#### WHAT YOU HAVE TO DO:
From the listing below, select every line where the word "甲方出售的车辆" appears.

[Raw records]

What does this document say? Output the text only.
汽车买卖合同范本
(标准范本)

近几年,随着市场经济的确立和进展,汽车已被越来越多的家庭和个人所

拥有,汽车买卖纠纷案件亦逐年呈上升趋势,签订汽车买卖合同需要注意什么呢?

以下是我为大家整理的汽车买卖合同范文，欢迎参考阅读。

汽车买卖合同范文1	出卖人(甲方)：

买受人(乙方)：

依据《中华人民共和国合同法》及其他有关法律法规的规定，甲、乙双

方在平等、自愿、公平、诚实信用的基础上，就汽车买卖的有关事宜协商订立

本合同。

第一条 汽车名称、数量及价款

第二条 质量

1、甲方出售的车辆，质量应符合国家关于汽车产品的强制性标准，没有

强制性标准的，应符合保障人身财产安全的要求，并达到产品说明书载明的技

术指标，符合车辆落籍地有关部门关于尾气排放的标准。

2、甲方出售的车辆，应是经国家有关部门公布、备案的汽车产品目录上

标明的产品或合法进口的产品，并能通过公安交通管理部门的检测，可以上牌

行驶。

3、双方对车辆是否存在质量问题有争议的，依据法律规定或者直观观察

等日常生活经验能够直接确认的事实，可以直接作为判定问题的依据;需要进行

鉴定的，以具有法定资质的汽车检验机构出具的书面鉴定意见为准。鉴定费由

#### FULL SOLUTION:
1、甲方出售的车辆，质量应符合国家关于汽车产品的强制性标准，没有
2、甲方出售的车辆，应是经国家有关部门公布、备案的汽车产品目录上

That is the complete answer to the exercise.